=== AANGELEVERD FRAGMENT ===
Bij de stukken van het geding bevindt zich een schrijven van 16 maart 2009 van mr. A.C.J. Letmaath, gericht aan de strafsector van het Gerechtshof Amsterdam, onder meer inhoudende dat hij de verdachte als ‘advocaat-gemachtigde’ zal bijstaan in deze zaak. Dit schrijven bevat als adres van mr. Letmaath een adres in Uden. Blijkens een daarop geplaatste stempel is dit schrijven op 17 maart 2009 bij het Hof ingekomen. In reactie op dit schrijven heeft de Griffier van het Hof op 17 maart 2009 een ontvangstbevestiging verzonden naar mr. Letmaath. Deze ontvangstbevestiging is evenwel verzonden naar een adres in Wageningen.
HR, 05-07-2011, nr. 10/01747
ECLI:NL:HR:2011:BQ3162
- Instantie
Hoge Raad (Strafkamer)
- Datum
05-07-2011
- Zaaknummer
10/01747
- Conclusie
Mr. Vegter
- LJN
BQ3162
- Vakgebied(en)
Strafprocesrecht (V)
- Brondocumenten en formele relaties
ECLI:NL:HR:2011:BQ3162, Uitspraak, Hoge Raad (Strafkamer), 05‑07‑2011; (Cassatie)

=== DOEL ===
Schrijf alsjeblieft uit het aangeleverde fragment letterlijk alles over vanaf "HR, 05-07-2011, nr." tot en met "Strafprocesrecht (V)".

=== BRONMATERIAAL ===
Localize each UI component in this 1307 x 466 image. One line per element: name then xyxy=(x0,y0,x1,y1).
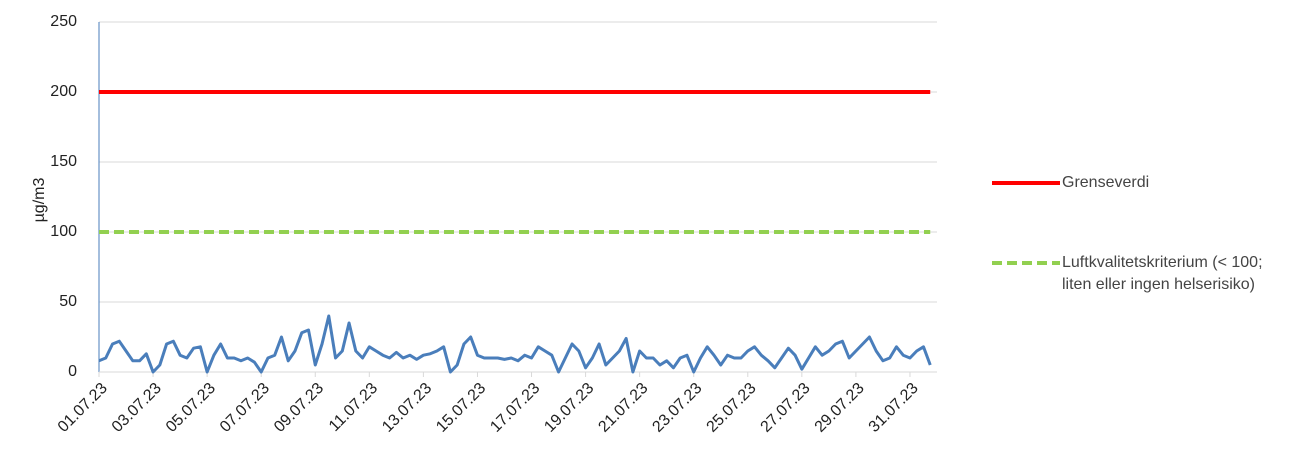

=== VERWACHT ANTWOORD ===
HR, 05-07-2011, nr. 10/01747
ECLI:NL:HR:2011:BQ3162
- Instantie
Hoge Raad (Strafkamer)
- Datum
05-07-2011
- Zaaknummer
10/01747
- Conclusie
Mr. Vegter
- LJN
BQ3162
- Vakgebied(en)
Strafprocesrecht (V)